* begin DATASET ENTRIES *
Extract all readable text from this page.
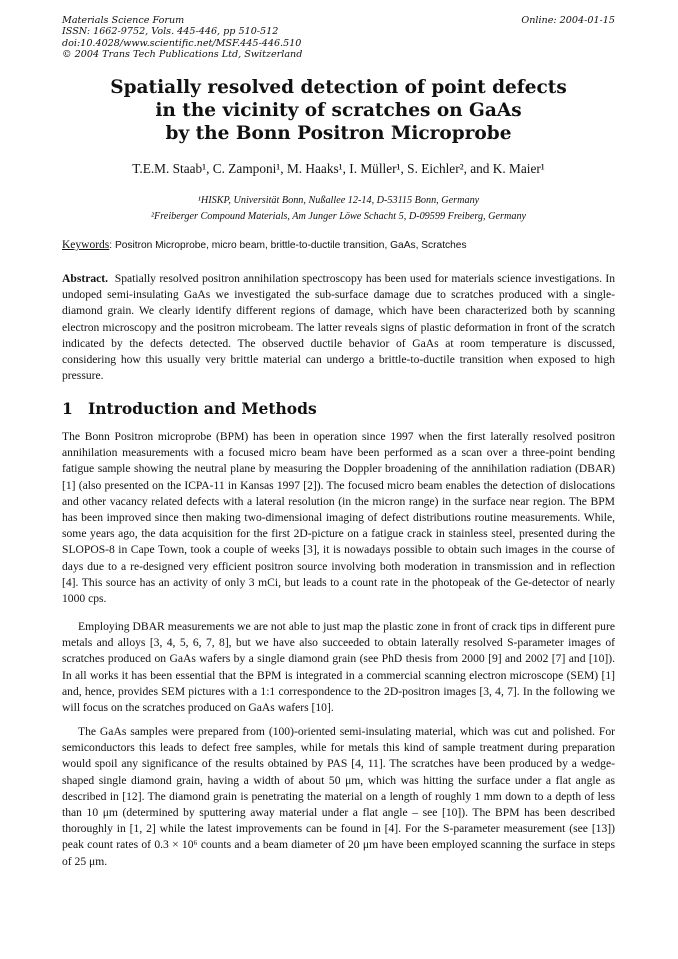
Materials Science Forum
ISSN: 1662-9752, Vols. 445-446, pp 510-512
doi:10.4028/www.scientific.net/MSF.445-446.510
© 2004 Trans Tech Publications Ltd, Switzerland
Online: 2004-01-15
Spatially resolved detection of point defects
in the vicinity of scratches on GaAs
by the Bonn Positron Microprobe
T.E.M. Staab¹, C. Zamponi¹, M. Haaks¹, I. Müller¹, S. Eichler², and K. Maier¹
¹HISKP, Universität Bonn, Nußallee 12-14, D-53115 Bonn, Germany
²Freiberger Compound Materials, Am Junger Löwe Schacht 5, D-09599 Freiberg, Germany
Keywords: Positron Microprobe, micro beam, brittle-to-ductile transition, GaAs, Scratches
Abstract. Spatially resolved positron annihilation spectroscopy has been used for materials science investigations. In undoped semi-insulating GaAs we investigated the sub-surface damage due to scratches produced with a single-diamond grain. We clearly identify different regions of damage, which have been characterized both by scanning electron microscopy and the positron microbeam. The latter reveals signs of plastic deformation in front of the scratch indicated by the defects detected. The observed ductile behavior of GaAs at room temperature is discussed, considering how this usually very brittle material can undergo a brittle-to-ductile transition when exposed to high pressure.
1 Introduction and Methods
The Bonn Positron microprobe (BPM) has been in operation since 1997 when the first laterally resolved positron annihilation measurements with a focused micro beam have been performed as a scan over a three-point bending fatigue sample showing the neutral plane by measuring the Doppler broadening of the annihilation radiation (DBAR) [1] (also presented on the ICPA-11 in Kansas 1997 [2]). The focused micro beam enables the detection of dislocations and other vacancy related defects with a lateral resolution (in the micron range) in the surface near region. The BPM has been improved since then making two-dimensional imaging of defect distributions routine measurements. While, some years ago, the data acquisition for the first 2D-picture on a fatigue crack in stainless steel, presented during the SLOPOS-8 in Cape Town, took a couple of weeks [3], it is nowadays possible to obtain such images in the course of days due to a re-designed very efficient positron source involving both moderation in transmission and in reflection [4]. This source has an activity of only 3 mCi, but leads to a count rate in the photopeak of the Ge-detector of nearly 1000 cps.
Employing DBAR measurements we are not able to just map the plastic zone in front of crack tips in different pure metals and alloys [3, 4, 5, 6, 7, 8], but we have also succeeded to obtain laterally resolved S-parameter images of scratches produced on GaAs wafers by a single diamond grain (see PhD thesis from 2000 [9] and 2002 [7] and [10]). In all works it has been essential that the BPM is integrated in a commercial scanning electron microscope (SEM) [1] and, hence, provides SEM pictures with a 1:1 correspondence to the 2D-positron images [3, 4, 7]. In the following we will focus on the scratches produced on GaAs wafers [10].
The GaAs samples were prepared from (100)-oriented semi-insulating material, which was cut and polished. For semiconductors this leads to defect free samples, while for metals this kind of sample treatment during preparation would spoil any significance of the results obtained by PAS [4, 11]. The scratches have been produced by a wedge-shaped single diamond grain, having a width of about 50 μm, which was hitting the surface under a flat angle as described in [12]. The diamond grain is penetrating the material on a length of roughly 1 mm down to a depth of less than 10 μm (determined by sputtering away material under a flat angle – see [10]). The BPM has been described thoroughly in [1, 2] while the latest improvements can be found in [4]. For the S-parameter measurement (see [13]) peak count rates of 0.3 × 10⁶ counts and a beam diameter of 20 μm have been employed scanning the surface in steps of 25 μm.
* end DATASET ENTRIES *
> STATED GOAL:
Without the pictures, retype the whole of the material above exactly.

> CORRECT RESPONSE:
Extract all readable text from this page.
Materials Science Forum
ISSN: 1662-9752, Vols. 445-446, pp 510-512
doi:10.4028/www.scientific.net/MSF.445-446.510
© 2004 Trans Tech Publications Ltd, Switzerland
Online: 2004-01-15
Spatially resolved detection of point defects
in the vicinity of scratches on GaAs
by the Bonn Positron Microprobe
T.E.M. Staab¹, C. Zamponi¹, M. Haaks¹, I. Müller¹, S. Eichler², and K. Maier¹
¹HISKP, Universität Bonn, Nußallee 12-14, D-53115 Bonn, Germany
²Freiberger Compound Materials, Am Junger Löwe Schacht 5, D-09599 Freiberg, Germany
Keywords: Positron Microprobe, micro beam, brittle-to-ductile transition, GaAs, Scratches
Abstract. Spatially resolved positron annihilation spectroscopy has been used for materials science investigations. In undoped semi-insulating GaAs we investigated the sub-surface damage due to scratches produced with a single-diamond grain. We clearly identify different regions of damage, which have been characterized both by scanning electron microscopy and the positron microbeam. The latter reveals signs of plastic deformation in front of the scratch indicated by the defects detected. The observed ductile behavior of GaAs at room temperature is discussed, considering how this usually very brittle material can undergo a brittle-to-ductile transition when exposed to high pressure.
1 Introduction and Methods
The Bonn Positron microprobe (BPM) has been in operation since 1997 when the first laterally resolved positron annihilation measurements with a focused micro beam have been performed as a scan over a three-point bending fatigue sample showing the neutral plane by measuring the Doppler broadening of the annihilation radiation (DBAR) [1] (also presented on the ICPA-11 in Kansas 1997 [2]). The focused micro beam enables the detection of dislocations and other vacancy related defects with a lateral resolution (in the micron range) in the surface near region. The BPM has been improved since then making two-dimensional imaging of defect distributions routine measurements. While, some years ago, the data acquisition for the first 2D-picture on a fatigue crack in stainless steel, presented during the SLOPOS-8 in Cape Town, took a couple of weeks [3], it is nowadays possible to obtain such images in the course of days due to a re-designed very efficient positron source involving both moderation in transmission and in reflection [4]. This source has an activity of only 3 mCi, but leads to a count rate in the photopeak of the Ge-detector of nearly 1000 cps.
Employing DBAR measurements we are not able to just map the plastic zone in front of crack tips in different pure metals and alloys [3, 4, 5, 6, 7, 8], but we have also succeeded to obtain laterally resolved S-parameter images of scratches produced on GaAs wafers by a single diamond grain (see PhD thesis from 2000 [9] and 2002 [7] and [10]). In all works it has been essential that the BPM is integrated in a commercial scanning electron microscope (SEM) [1] and, hence, provides SEM pictures with a 1:1 correspondence to the 2D-positron images [3, 4, 7]. In the following we will focus on the scratches produced on GaAs wafers [10].
The GaAs samples were prepared from (100)-oriented semi-insulating material, which was cut and polished. For semiconductors this leads to defect free samples, while for metals this kind of sample treatment during preparation would spoil any significance of the results obtained by PAS [4, 11]. The scratches have been produced by a wedge-shaped single diamond grain, having a width of about 50 μm, which was hitting the surface under a flat angle as described in [12]. The diamond grain is penetrating the material on a length of roughly 1 mm down to a depth of less than 10 μm (determined by sputtering away material under a flat angle – see [10]). The BPM has been described thoroughly in [1, 2] while the latest improvements can be found in [4]. For the S-parameter measurement (see [13]) peak count rates of 0.3 × 10⁶ counts and a beam diameter of 20 μm have been employed scanning the surface in steps of 25 μm.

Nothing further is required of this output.